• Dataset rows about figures
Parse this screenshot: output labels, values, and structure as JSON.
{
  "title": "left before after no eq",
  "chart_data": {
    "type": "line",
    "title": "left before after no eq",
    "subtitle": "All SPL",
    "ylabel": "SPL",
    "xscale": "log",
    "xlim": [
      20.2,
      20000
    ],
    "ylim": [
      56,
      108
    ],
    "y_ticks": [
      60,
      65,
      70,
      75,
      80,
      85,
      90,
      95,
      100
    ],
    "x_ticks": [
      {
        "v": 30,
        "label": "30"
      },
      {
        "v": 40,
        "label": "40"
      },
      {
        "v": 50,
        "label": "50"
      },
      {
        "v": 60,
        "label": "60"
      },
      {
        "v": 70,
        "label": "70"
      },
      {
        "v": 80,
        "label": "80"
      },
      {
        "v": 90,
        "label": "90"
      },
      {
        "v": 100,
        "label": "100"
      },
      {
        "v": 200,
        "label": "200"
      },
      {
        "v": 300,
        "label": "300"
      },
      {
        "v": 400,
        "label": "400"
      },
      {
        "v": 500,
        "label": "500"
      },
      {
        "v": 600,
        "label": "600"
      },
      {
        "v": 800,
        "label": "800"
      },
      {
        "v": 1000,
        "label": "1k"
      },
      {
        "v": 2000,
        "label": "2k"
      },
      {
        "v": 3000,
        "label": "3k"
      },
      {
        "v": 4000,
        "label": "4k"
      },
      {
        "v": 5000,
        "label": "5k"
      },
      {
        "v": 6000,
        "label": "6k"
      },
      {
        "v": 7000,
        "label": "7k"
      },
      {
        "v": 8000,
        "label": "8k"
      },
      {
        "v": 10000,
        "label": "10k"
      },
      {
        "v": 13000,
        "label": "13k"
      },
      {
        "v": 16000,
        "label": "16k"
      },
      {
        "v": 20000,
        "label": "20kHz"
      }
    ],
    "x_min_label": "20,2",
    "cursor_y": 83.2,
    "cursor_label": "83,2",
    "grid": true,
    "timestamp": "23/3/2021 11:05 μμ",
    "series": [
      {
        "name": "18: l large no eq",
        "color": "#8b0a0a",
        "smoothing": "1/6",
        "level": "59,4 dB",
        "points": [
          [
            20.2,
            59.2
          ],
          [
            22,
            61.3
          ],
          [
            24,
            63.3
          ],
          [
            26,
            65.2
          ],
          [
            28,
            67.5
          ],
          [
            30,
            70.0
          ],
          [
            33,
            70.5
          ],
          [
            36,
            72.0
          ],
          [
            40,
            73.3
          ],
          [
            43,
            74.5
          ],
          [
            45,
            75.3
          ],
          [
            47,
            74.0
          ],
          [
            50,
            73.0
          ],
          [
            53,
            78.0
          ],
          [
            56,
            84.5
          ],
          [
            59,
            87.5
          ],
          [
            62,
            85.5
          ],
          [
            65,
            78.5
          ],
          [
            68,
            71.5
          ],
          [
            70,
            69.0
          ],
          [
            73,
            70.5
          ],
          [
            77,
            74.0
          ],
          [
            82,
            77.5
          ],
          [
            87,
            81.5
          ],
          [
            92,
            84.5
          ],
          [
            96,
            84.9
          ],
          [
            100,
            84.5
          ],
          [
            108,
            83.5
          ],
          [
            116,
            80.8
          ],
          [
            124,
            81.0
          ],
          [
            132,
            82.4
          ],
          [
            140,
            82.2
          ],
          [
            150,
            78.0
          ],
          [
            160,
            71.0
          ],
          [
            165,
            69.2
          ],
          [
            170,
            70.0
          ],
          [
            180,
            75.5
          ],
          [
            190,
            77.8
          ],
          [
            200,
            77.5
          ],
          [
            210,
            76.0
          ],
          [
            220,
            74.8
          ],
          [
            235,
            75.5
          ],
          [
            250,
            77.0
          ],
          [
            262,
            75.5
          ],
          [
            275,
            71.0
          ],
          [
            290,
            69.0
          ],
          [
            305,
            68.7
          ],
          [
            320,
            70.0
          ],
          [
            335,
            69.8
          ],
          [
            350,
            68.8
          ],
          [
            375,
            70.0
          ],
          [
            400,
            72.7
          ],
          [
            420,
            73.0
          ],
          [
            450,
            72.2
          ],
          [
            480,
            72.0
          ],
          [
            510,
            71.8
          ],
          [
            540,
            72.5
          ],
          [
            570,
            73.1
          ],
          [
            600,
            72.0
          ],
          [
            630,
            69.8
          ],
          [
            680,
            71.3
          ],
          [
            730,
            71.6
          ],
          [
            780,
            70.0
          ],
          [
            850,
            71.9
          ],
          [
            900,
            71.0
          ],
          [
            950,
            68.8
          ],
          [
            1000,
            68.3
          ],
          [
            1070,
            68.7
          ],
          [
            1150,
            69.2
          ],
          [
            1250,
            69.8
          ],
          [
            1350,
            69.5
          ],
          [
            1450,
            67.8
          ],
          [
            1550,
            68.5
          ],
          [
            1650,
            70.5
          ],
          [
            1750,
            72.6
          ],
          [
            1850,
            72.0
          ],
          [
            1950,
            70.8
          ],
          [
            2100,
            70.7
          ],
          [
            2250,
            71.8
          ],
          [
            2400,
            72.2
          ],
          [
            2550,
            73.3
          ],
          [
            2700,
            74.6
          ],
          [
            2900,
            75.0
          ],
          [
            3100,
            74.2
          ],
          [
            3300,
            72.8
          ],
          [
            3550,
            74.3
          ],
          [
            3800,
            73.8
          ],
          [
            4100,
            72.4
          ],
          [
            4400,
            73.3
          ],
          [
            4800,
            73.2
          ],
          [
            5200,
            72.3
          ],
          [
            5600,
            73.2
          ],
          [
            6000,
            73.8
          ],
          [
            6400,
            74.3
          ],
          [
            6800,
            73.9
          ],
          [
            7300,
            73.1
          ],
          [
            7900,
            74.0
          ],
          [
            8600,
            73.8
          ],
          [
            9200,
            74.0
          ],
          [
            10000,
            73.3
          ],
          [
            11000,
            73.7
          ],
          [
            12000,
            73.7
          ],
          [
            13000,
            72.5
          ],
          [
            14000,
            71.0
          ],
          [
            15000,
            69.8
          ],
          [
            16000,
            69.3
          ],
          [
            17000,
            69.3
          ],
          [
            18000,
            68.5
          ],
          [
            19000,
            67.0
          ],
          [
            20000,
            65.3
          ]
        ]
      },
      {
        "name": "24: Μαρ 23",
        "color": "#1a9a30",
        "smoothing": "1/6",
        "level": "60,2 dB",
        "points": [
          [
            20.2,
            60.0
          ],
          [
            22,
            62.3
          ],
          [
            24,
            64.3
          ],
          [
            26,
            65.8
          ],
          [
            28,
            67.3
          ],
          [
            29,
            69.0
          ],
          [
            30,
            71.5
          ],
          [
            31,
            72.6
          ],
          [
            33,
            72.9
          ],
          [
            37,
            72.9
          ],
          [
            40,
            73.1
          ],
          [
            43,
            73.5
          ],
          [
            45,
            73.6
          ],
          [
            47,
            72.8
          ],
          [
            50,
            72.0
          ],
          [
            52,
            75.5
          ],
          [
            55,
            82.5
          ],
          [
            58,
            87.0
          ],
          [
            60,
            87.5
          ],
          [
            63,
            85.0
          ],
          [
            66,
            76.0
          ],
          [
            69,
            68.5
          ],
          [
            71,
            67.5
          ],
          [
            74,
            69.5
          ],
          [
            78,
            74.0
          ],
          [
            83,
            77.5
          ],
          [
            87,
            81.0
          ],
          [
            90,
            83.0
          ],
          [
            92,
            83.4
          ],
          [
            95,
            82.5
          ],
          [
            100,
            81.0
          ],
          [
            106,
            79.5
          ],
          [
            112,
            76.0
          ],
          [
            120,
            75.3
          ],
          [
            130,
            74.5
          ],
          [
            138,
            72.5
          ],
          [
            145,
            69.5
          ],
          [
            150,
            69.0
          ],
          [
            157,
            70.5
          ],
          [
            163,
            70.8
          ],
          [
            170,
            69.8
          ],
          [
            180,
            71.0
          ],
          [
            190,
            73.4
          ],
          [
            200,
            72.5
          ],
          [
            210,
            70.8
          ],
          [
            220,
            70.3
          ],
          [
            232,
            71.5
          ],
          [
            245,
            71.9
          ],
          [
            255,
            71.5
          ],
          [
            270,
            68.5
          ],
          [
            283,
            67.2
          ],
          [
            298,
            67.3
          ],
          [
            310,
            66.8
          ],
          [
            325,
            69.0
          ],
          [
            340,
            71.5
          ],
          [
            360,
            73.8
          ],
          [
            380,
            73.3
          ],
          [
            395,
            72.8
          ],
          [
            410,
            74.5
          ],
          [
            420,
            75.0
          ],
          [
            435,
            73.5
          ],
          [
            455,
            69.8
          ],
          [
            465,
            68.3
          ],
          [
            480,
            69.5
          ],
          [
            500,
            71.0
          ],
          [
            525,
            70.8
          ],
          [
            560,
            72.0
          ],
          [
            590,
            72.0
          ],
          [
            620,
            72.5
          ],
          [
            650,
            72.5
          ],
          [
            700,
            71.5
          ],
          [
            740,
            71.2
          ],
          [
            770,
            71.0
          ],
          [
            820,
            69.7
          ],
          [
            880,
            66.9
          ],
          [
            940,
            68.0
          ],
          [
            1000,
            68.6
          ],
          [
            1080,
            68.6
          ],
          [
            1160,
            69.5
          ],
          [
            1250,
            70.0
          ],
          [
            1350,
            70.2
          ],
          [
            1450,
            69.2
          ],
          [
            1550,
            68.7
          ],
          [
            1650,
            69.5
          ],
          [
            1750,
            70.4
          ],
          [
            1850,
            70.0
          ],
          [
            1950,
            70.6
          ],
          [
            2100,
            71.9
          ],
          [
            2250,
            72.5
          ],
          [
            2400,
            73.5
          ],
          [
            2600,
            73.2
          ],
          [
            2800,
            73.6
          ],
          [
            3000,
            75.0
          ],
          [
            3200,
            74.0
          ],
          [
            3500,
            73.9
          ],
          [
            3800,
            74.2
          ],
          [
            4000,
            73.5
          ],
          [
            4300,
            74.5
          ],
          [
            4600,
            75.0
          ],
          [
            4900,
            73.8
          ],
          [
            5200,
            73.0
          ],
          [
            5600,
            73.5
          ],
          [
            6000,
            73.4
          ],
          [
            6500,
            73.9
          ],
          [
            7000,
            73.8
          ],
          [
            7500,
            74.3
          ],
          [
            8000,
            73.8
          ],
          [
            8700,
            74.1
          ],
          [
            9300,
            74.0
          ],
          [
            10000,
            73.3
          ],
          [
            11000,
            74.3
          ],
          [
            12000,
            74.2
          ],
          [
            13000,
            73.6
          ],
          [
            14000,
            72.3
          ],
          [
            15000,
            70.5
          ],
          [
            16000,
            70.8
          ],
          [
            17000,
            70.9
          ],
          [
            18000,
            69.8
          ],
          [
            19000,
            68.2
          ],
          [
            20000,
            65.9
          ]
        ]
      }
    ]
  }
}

• EXERCISE DESCRIPTION
For each line above that contains the word "before", copy that line.

• THE RESPONSE
  "title": "left before after no eq",
    "title": "left before after no eq",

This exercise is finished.